### Task to carry out:
Copy each of the entries below faithfully, setting aside any pictures.

Dataset rows
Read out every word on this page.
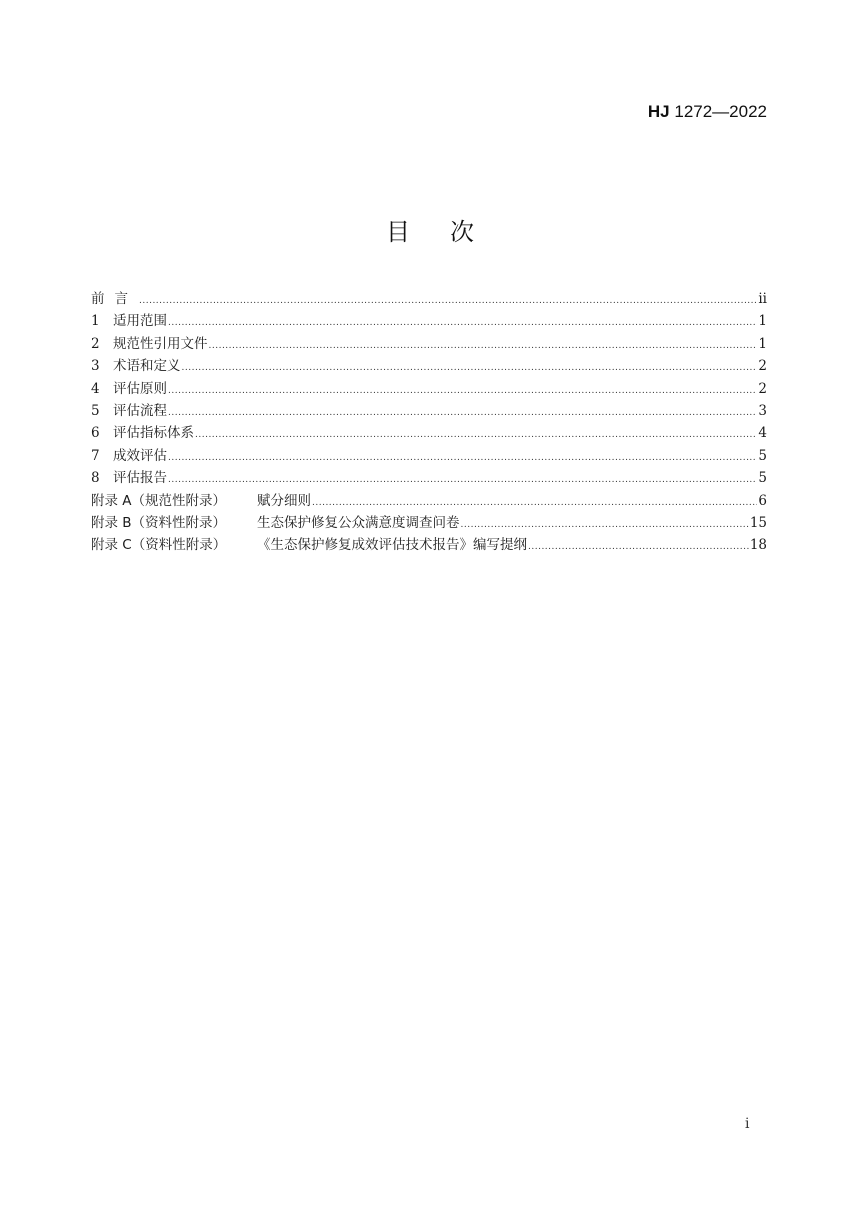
HJ 1272—2022
目次
前言 .....	ii
1 适用范围 .....	1
2 规范性引用文件 .....	1
3 术语和定义 .....	2
4 评估原则 .....	2
5 评估流程 .....	3
6 评估指标体系 .....	4
7 成效评估 .....	5
8 评估报告 .....	5
附录 A（规范性附录）	赋分细则 .....	6
附录 B（资料性附录）	生态保护修复公众满意度调查问卷 .....	15
附录 C（资料性附录）	《生态保护修复成效评估技术报告》编写提纲 .....	18
i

### Solution to this task:
Read out every word on this page.
HJ 1272—2022
目次
前言 .....	ii
1 适用范围 .....	1
2 规范性引用文件 .....	1
3 术语和定义 .....	2
4 评估原则 .....	2
5 评估流程 .....	3
6 评估指标体系 .....	4
7 成效评估 .....	5
8 评估报告 .....	5
附录 A（规范性附录）	赋分细则 .....	6
附录 B（资料性附录）	生态保护修复公众满意度调查问卷 .....	15
附录 C（资料性附录）	《生态保护修复成效评估技术报告》编写提纲 .....	18
i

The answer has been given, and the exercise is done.